Record extracts:
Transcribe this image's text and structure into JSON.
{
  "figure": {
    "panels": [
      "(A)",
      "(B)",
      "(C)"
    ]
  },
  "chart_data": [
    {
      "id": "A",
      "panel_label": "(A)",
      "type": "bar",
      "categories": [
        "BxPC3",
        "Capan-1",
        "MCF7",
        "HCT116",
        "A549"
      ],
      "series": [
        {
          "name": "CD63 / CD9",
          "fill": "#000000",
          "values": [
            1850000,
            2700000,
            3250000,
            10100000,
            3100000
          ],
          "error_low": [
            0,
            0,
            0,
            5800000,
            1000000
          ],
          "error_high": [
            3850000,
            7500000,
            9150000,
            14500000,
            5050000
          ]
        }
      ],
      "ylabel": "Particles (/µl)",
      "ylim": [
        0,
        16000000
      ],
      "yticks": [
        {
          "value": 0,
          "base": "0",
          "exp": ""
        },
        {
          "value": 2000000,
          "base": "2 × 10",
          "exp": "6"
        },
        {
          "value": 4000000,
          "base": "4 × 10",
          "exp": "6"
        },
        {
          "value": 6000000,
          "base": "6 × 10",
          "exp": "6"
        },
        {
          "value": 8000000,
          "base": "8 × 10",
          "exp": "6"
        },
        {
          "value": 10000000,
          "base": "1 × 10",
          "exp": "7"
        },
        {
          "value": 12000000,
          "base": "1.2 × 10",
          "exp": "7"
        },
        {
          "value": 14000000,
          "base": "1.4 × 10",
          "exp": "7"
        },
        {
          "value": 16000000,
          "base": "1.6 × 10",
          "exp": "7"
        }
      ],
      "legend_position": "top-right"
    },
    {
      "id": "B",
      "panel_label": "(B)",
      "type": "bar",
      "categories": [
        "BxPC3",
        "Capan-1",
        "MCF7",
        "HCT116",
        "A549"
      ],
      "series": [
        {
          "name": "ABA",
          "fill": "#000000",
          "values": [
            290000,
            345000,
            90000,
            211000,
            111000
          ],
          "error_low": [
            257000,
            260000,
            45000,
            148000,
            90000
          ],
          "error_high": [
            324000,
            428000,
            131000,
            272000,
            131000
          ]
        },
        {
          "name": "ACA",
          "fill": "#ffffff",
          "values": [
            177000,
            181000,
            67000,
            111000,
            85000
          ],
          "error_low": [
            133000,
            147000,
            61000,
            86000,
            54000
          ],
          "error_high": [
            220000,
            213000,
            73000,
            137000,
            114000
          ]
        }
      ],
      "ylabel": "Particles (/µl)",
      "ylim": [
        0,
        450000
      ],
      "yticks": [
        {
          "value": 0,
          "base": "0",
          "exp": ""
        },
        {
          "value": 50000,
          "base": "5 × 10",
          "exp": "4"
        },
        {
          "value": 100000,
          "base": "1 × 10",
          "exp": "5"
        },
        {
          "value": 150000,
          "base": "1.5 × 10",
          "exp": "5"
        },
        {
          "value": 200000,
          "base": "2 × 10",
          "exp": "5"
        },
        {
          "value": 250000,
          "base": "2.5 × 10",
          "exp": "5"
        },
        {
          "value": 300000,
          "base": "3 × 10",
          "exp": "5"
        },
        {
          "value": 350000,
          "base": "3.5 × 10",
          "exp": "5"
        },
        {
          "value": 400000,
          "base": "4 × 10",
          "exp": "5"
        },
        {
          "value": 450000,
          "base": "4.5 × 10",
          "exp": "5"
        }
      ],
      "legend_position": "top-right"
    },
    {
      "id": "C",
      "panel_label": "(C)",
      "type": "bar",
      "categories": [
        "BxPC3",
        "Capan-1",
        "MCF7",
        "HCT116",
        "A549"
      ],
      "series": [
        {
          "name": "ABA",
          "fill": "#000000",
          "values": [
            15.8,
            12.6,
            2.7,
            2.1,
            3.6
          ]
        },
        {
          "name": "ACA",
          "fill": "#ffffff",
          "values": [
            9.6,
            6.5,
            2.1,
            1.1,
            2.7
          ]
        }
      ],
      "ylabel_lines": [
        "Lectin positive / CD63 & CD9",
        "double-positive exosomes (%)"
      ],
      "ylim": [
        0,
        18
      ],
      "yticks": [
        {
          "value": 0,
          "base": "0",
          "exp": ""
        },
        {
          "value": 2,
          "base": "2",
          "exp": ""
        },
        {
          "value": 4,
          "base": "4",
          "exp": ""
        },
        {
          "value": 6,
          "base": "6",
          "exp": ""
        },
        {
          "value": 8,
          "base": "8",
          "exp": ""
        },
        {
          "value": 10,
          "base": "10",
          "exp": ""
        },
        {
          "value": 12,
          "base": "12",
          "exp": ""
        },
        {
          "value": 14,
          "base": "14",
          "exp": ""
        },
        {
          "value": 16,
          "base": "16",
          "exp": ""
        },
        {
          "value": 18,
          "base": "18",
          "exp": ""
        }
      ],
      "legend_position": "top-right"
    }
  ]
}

Instructions to follow: Transcribe every entry verbatim.

Answer for the task:
Transcribe this image's text and structure into JSON.
{
  "figure": {
    "panels": [
      "(A)",
      "(B)",
      "(C)"
    ]
  },
  "chart_data": [
    {
      "id": "A",
      "panel_label": "(A)",
      "type": "bar",
      "categories": [
        "BxPC3",
        "Capan-1",
        "MCF7",
        "HCT116",
        "A549"
      ],
      "series": [
        {
          "name": "CD63 / CD9",
          "fill": "#000000",
          "values": [
            1850000,
            2700000,
            3250000,
            10100000,
            3100000
          ],
          "error_low": [
            0,
            0,
            0,
            5800000,
            1000000
          ],
          "error_high": [
            3850000,
            7500000,
            9150000,
            14500000,
            5050000
          ]
        }
      ],
      "ylabel": "Particles (/µl)",
      "ylim": [
        0,
        16000000
      ],
      "yticks": [
        {
          "value": 0,
          "base": "0",
          "exp": ""
        },
        {
          "value": 2000000,
          "base": "2 × 10",
          "exp": "6"
        },
        {
          "value": 4000000,
          "base": "4 × 10",
          "exp": "6"
        },
        {
          "value": 6000000,
          "base": "6 × 10",
          "exp": "6"
        },
        {
          "value": 8000000,
          "base": "8 × 10",
          "exp": "6"
        },
        {
          "value": 10000000,
          "base": "1 × 10",
          "exp": "7"
        },
        {
          "value": 12000000,
          "base": "1.2 × 10",
          "exp": "7"
        },
        {
          "value": 14000000,
          "base": "1.4 × 10",
          "exp": "7"
        },
        {
          "value": 16000000,
          "base": "1.6 × 10",
          "exp": "7"
        }
      ],
      "legend_position": "top-right"
    },
    {
      "id": "B",
      "panel_label": "(B)",
      "type": "bar",
      "categories": [
        "BxPC3",
        "Capan-1",
        "MCF7",
        "HCT116",
        "A549"
      ],
      "series": [
        {
          "name": "ABA",
          "fill": "#000000",
          "values": [
            290000,
            345000,
            90000,
            211000,
            111000
          ],
          "error_low": [
            257000,
            260000,
            45000,
            148000,
            90000
          ],
          "error_high": [
            324000,
            428000,
            131000,
            272000,
            131000
          ]
        },
        {
          "name": "ACA",
          "fill": "#ffffff",
          "values": [
            177000,
            181000,
            67000,
            111000,
            85000
          ],
          "error_low": [
            133000,
            147000,
            61000,
            86000,
            54000
          ],
          "error_high": [
            220000,
            213000,
            73000,
            137000,
            114000
          ]
        }
      ],
      "ylabel": "Particles (/µl)",
      "ylim": [
        0,
        450000
      ],
      "yticks": [
        {
          "value": 0,
          "base": "0",
          "exp": ""
        },
        {
          "value": 50000,
          "base": "5 × 10",
          "exp": "4"
        },
        {
          "value": 100000,
          "base": "1 × 10",
          "exp": "5"
        },
        {
          "value": 150000,
          "base": "1.5 × 10",
          "exp": "5"
        },
        {
          "value": 200000,
          "base": "2 × 10",
          "exp": "5"
        },
        {
          "value": 250000,
          "base": "2.5 × 10",
          "exp": "5"
        },
        {
          "value": 300000,
          "base": "3 × 10",
          "exp": "5"
        },
        {
          "value": 350000,
          "base": "3.5 × 10",
          "exp": "5"
        },
        {
          "value": 400000,
          "base": "4 × 10",
          "exp": "5"
        },
        {
          "value": 450000,
          "base": "4.5 × 10",
          "exp": "5"
        }
      ],
      "legend_position": "top-right"
    },
    {
      "id": "C",
      "panel_label": "(C)",
      "type": "bar",
      "categories": [
        "BxPC3",
        "Capan-1",
        "MCF7",
        "HCT116",
        "A549"
      ],
      "series": [
        {
          "name": "ABA",
          "fill": "#000000",
          "values": [
            15.8,
            12.6,
            2.7,
            2.1,
            3.6
          ]
        },
        {
          "name": "ACA",
          "fill": "#ffffff",
          "values": [
            9.6,
            6.5,
            2.1,
            1.1,
            2.7
          ]
        }
      ],
      "ylabel_lines": [
        "Lectin positive / CD63 & CD9",
        "double-positive exosomes (%)"
      ],
      "ylim": [
        0,
        18
      ],
      "yticks": [
        {
          "value": 0,
          "base": "0",
          "exp": ""
        },
        {
          "value": 2,
          "base": "2",
          "exp": ""
        },
        {
          "value": 4,
          "base": "4",
          "exp": ""
        },
        {
          "value": 6,
          "base": "6",
          "exp": ""
        },
        {
          "value": 8,
          "base": "8",
          "exp": ""
        },
        {
          "value": 10,
          "base": "10",
          "exp": ""
        },
        {
          "value": 12,
          "base": "12",
          "exp": ""
        },
        {
          "value": 14,
          "base": "14",
          "exp": ""
        },
        {
          "value": 16,
          "base": "16",
          "exp": ""
        },
        {
          "value": 18,
          "base": "18",
          "exp": ""
        }
      ],
      "legend_position": "top-right"
    }
  ]
}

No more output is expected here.